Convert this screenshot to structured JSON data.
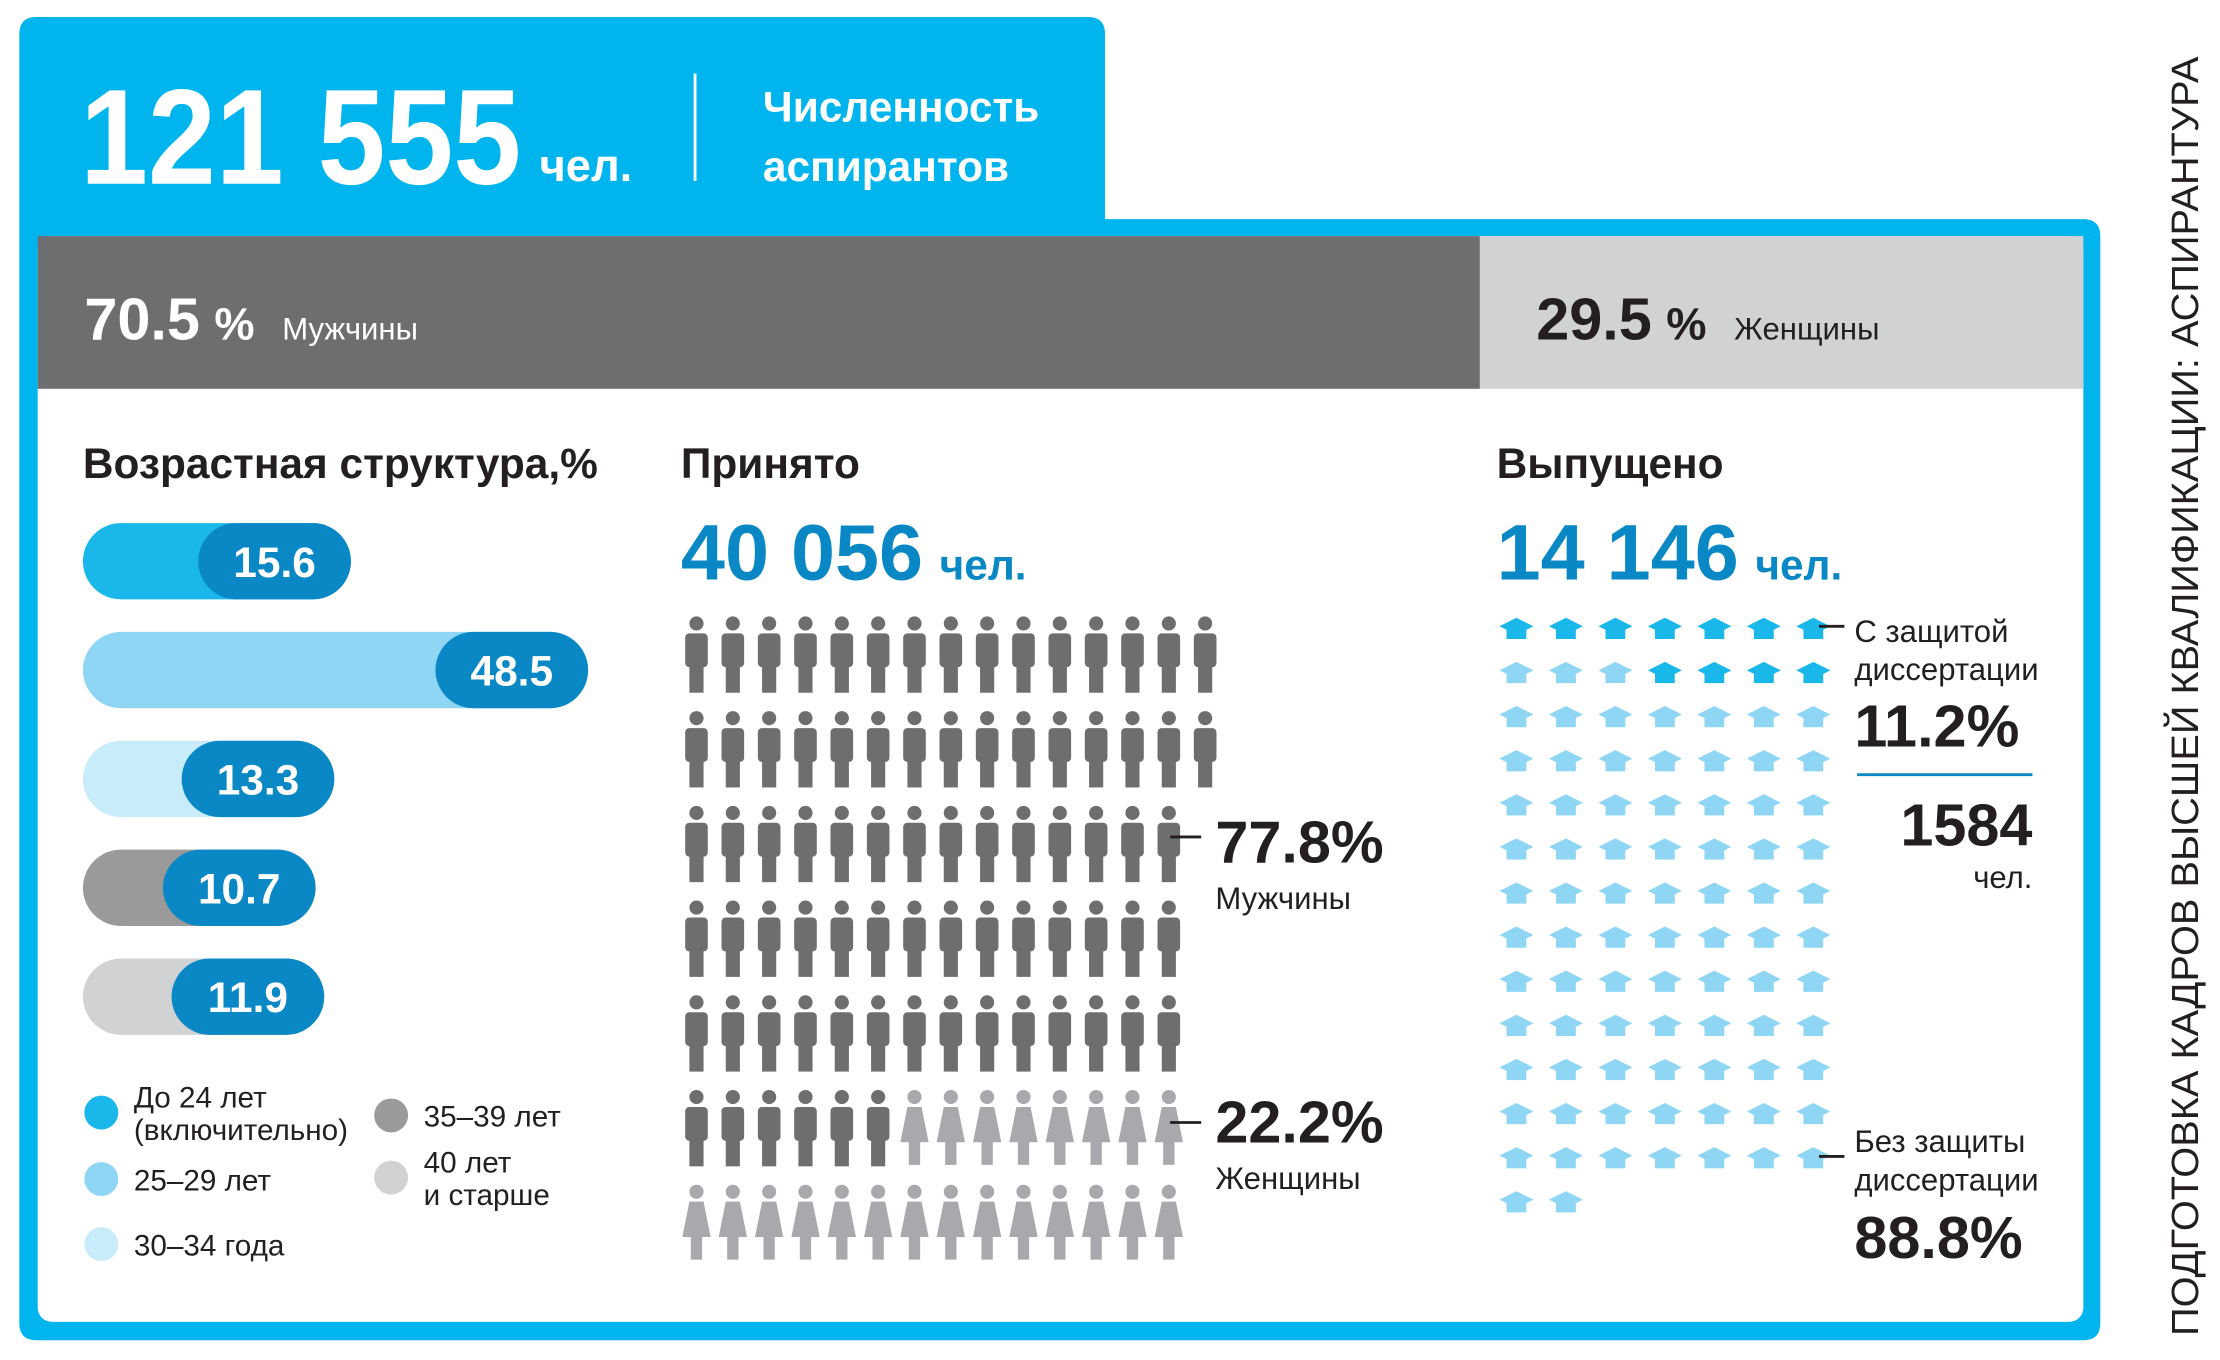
{
  "header": {
    "total": "121 555",
    "unit": "чел.",
    "title": [
      "Численность",
      "аспирантов"
    ]
  },
  "gender": {
    "percent_sign": "%",
    "men": {
      "value": 70.5,
      "label": "Мужчины"
    },
    "women": {
      "value": 29.5,
      "label": "Женщины"
    }
  },
  "age": {
    "title": "Возрастная структура,%",
    "values": [
      15.6,
      48.5,
      13.3,
      10.7,
      11.9
    ],
    "legend": [
      {
        "lines": [
          "До 24 лет",
          "(включительно)"
        ]
      },
      {
        "lines": [
          "25–29 лет"
        ]
      },
      {
        "lines": [
          "30–34 года"
        ]
      },
      {
        "lines": [
          "35–39 лет"
        ]
      },
      {
        "lines": [
          "40 лет",
          "и старше"
        ]
      }
    ]
  },
  "admitted": {
    "title": "Принято",
    "total": "40 056",
    "unit": "чел.",
    "men": {
      "percent": "77.8%",
      "label": "Мужчины"
    },
    "women": {
      "percent": "22.2%",
      "label": "Женщины"
    }
  },
  "graduated": {
    "title": "Выпущено",
    "total": "14 146",
    "unit": "чел.",
    "with_defense": {
      "lines": [
        "С защитой",
        "диссертации"
      ],
      "percent": "11.2%",
      "count": "1584",
      "unit": "чел."
    },
    "without_defense": {
      "lines": [
        "Без защиты",
        "диссертации"
      ],
      "percent": "88.8%"
    }
  },
  "side_title": "ПОДГОТОВКА КАДРОВ ВЫСШЕЙ КВАЛИФИКАЦИИ: АСПИРАНТУРА"
}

+ + + +

_WHAT IS BEING ASKED_:
Every entry above is to be set down exactly; the pictures are to be left out.

_TASK SOLUTION_:
Convert this screenshot to structured JSON data.
{
  "header": {
    "total": "121 555",
    "unit": "чел.",
    "title": [
      "Численность",
      "аспирантов"
    ]
  },
  "gender": {
    "percent_sign": "%",
    "men": {
      "value": 70.5,
      "label": "Мужчины"
    },
    "women": {
      "value": 29.5,
      "label": "Женщины"
    }
  },
  "age": {
    "title": "Возрастная структура,%",
    "values": [
      15.6,
      48.5,
      13.3,
      10.7,
      11.9
    ],
    "legend": [
      {
        "lines": [
          "До 24 лет",
          "(включительно)"
        ]
      },
      {
        "lines": [
          "25–29 лет"
        ]
      },
      {
        "lines": [
          "30–34 года"
        ]
      },
      {
        "lines": [
          "35–39 лет"
        ]
      },
      {
        "lines": [
          "40 лет",
          "и старше"
        ]
      }
    ]
  },
  "admitted": {
    "title": "Принято",
    "total": "40 056",
    "unit": "чел.",
    "men": {
      "percent": "77.8%",
      "label": "Мужчины"
    },
    "women": {
      "percent": "22.2%",
      "label": "Женщины"
    }
  },
  "graduated": {
    "title": "Выпущено",
    "total": "14 146",
    "unit": "чел.",
    "with_defense": {
      "lines": [
        "С защитой",
        "диссертации"
      ],
      "percent": "11.2%",
      "count": "1584",
      "unit": "чел."
    },
    "without_defense": {
      "lines": [
        "Без защиты",
        "диссертации"
      ],
      "percent": "88.8%"
    }
  },
  "side_title": "ПОДГОТОВКА КАДРОВ ВЫСШЕЙ КВАЛИФИКАЦИИ: АСПИРАНТУРА"
}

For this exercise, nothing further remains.